Filter the records below down to lines containing "Switch".

• Given records:
■ ■ ■ ■ ■ ■ ■

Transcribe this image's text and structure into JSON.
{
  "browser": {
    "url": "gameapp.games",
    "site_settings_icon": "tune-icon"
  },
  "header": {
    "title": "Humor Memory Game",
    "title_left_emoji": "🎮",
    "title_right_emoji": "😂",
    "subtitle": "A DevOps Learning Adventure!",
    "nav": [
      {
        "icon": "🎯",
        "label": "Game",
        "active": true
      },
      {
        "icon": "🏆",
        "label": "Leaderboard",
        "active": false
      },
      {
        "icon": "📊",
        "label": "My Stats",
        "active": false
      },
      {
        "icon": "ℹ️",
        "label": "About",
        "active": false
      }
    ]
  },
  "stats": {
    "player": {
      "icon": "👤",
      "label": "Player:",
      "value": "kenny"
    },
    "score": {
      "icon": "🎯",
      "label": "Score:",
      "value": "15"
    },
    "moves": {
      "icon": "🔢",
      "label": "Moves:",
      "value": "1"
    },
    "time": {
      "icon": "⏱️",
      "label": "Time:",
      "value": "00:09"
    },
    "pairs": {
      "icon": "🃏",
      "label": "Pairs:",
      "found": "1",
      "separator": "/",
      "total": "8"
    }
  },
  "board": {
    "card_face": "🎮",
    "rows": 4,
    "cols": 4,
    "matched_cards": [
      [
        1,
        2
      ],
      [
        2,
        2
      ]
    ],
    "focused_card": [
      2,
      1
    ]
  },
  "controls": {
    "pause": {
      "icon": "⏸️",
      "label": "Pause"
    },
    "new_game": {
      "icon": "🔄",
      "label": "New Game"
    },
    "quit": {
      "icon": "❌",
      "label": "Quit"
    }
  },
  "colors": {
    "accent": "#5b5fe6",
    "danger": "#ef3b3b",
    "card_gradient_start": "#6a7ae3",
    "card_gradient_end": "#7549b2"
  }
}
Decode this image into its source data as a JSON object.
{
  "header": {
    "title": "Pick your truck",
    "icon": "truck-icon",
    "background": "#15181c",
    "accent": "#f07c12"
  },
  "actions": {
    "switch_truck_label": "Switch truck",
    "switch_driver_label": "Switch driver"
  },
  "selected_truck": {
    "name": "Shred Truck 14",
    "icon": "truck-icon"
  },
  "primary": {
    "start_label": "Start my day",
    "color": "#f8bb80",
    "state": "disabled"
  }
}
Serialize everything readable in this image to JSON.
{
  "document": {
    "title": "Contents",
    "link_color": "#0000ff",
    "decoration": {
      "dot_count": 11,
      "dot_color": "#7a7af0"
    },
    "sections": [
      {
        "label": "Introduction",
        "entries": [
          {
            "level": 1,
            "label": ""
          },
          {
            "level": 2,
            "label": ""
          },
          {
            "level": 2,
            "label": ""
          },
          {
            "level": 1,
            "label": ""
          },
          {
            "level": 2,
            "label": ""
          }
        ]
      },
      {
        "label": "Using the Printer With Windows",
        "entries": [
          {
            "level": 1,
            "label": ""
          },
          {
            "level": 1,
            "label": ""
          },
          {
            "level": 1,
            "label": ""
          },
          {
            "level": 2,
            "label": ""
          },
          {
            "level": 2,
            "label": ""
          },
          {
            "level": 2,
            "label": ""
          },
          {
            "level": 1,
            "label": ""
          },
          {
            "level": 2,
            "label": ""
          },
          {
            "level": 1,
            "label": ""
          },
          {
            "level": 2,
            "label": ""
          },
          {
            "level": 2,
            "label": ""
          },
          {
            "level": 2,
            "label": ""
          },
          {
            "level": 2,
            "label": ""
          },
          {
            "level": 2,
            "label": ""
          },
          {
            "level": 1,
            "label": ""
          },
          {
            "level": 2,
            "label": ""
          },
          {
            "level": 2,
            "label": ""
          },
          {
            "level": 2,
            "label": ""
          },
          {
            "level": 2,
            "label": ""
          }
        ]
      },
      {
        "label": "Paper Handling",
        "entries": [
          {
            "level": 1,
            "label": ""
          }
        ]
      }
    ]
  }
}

■ ■ ■ ■ ■ ■ ■

• In response:
    "switch_truck_label": "Switch truck",
    "switch_driver_label": "Switch driver"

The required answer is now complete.